Written task>
Of the lines in this material, how many contain "不需征地"? Answer with a single number only.

Stored records>
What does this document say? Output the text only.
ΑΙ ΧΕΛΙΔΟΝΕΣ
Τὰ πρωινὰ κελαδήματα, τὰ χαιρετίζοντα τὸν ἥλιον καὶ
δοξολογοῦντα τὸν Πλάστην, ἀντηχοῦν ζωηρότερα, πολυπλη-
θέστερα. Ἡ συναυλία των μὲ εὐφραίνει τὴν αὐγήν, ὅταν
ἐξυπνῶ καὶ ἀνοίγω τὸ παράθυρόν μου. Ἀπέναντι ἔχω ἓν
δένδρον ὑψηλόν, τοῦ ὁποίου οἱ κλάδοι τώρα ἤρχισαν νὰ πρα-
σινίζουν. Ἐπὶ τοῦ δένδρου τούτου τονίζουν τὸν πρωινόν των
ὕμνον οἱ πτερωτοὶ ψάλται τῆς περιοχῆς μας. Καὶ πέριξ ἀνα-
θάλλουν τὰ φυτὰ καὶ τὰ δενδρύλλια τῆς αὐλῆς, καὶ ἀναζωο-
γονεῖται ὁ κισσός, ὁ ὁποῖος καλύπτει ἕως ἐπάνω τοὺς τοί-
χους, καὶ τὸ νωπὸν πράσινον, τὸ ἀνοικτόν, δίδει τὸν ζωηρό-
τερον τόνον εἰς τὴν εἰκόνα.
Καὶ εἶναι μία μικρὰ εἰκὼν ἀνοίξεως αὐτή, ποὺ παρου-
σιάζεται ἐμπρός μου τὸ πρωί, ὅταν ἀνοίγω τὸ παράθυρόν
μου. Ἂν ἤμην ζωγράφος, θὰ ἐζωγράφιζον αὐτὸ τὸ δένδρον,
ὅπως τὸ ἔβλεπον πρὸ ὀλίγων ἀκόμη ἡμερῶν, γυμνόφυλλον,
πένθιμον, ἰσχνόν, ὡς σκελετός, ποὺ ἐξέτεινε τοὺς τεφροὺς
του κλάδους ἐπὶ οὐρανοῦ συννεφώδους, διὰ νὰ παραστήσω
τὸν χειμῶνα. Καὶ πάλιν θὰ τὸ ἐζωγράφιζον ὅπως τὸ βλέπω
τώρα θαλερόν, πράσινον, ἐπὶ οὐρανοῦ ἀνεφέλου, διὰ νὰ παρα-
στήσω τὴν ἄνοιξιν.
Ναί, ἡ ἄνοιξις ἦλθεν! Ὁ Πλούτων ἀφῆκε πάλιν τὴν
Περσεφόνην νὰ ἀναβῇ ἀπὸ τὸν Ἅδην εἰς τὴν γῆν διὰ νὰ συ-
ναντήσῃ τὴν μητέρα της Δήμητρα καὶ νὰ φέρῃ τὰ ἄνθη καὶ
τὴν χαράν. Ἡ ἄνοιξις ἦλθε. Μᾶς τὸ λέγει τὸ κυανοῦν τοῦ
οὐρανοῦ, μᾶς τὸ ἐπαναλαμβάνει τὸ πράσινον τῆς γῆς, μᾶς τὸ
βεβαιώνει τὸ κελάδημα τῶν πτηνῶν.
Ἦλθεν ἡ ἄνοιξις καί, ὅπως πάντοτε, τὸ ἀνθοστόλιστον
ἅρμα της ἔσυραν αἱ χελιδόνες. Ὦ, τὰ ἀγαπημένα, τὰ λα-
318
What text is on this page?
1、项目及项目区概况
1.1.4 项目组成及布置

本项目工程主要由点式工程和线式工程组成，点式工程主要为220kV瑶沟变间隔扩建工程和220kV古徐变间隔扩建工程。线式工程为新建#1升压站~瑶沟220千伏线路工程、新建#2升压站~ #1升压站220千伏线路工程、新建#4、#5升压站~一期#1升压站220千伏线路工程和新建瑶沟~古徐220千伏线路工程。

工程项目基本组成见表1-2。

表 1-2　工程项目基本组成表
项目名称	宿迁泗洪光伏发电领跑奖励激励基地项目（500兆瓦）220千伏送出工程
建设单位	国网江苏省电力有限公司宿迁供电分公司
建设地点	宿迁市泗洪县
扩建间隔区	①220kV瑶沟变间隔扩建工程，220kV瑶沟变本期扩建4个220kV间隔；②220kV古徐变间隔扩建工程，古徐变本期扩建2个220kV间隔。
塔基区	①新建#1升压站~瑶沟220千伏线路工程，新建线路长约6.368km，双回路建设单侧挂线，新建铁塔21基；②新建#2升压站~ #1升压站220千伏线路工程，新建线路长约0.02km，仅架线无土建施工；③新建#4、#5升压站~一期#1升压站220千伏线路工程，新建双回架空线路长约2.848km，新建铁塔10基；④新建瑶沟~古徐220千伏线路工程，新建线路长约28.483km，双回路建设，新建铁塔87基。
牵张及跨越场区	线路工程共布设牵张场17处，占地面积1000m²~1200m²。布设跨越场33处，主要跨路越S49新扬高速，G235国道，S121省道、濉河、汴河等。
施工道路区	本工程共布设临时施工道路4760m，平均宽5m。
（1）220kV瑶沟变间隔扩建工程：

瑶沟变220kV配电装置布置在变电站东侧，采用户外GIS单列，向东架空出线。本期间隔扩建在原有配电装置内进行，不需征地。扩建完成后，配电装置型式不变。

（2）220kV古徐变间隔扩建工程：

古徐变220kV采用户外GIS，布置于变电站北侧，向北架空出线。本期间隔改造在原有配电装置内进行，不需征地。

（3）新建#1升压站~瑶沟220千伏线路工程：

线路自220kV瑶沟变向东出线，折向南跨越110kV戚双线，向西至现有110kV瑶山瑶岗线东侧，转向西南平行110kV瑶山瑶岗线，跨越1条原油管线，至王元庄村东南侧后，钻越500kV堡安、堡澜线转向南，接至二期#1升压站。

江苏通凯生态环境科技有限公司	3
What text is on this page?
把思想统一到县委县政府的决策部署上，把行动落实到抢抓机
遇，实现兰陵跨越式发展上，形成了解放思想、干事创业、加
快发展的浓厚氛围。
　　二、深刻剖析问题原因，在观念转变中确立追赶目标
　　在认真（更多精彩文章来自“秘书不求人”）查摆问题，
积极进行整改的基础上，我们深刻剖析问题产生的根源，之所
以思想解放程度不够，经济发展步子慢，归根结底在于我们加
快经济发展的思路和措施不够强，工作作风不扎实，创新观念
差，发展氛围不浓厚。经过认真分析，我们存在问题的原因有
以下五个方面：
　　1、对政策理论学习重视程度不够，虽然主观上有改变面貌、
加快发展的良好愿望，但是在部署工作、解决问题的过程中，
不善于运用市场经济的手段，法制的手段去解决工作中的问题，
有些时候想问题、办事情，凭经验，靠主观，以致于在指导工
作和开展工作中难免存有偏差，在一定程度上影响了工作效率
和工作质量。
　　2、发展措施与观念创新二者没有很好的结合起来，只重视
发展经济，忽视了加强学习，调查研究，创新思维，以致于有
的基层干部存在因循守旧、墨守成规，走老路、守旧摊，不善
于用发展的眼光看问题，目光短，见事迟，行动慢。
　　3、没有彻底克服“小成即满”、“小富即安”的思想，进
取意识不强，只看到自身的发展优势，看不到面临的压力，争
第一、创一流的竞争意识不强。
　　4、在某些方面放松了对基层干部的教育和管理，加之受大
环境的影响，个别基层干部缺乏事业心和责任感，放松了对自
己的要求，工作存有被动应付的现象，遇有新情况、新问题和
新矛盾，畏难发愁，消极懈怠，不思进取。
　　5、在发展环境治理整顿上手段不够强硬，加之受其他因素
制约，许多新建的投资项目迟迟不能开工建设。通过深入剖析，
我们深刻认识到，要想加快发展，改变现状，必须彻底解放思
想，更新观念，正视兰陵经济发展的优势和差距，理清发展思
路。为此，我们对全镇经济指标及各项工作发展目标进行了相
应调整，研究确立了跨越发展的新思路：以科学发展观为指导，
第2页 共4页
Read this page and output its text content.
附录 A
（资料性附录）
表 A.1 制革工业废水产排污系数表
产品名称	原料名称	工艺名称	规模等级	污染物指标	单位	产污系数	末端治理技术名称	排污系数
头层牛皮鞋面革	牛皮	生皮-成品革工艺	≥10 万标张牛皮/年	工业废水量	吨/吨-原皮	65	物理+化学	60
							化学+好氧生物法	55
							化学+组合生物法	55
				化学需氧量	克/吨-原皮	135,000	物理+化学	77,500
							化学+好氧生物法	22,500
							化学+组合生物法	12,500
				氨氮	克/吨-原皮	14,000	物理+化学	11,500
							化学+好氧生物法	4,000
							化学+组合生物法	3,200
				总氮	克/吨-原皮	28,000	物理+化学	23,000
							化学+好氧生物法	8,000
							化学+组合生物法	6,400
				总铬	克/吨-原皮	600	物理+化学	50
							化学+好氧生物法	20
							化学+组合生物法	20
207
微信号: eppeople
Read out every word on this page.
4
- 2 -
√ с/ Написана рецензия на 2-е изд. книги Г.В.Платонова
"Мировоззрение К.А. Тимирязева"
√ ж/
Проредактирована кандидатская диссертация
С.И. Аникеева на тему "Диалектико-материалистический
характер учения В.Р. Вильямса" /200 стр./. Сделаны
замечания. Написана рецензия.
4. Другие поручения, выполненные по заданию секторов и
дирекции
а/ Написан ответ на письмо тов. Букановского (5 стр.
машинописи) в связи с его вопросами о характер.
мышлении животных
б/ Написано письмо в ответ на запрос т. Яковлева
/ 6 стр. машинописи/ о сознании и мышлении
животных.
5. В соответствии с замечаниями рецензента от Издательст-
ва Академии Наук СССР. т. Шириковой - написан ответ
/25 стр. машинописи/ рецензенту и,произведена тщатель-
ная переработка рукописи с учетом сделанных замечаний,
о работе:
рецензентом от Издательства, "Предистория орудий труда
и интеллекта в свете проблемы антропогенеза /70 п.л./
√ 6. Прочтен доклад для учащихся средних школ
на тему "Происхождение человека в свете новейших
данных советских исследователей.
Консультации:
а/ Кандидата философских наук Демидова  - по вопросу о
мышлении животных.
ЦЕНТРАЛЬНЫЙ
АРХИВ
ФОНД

The answer>
2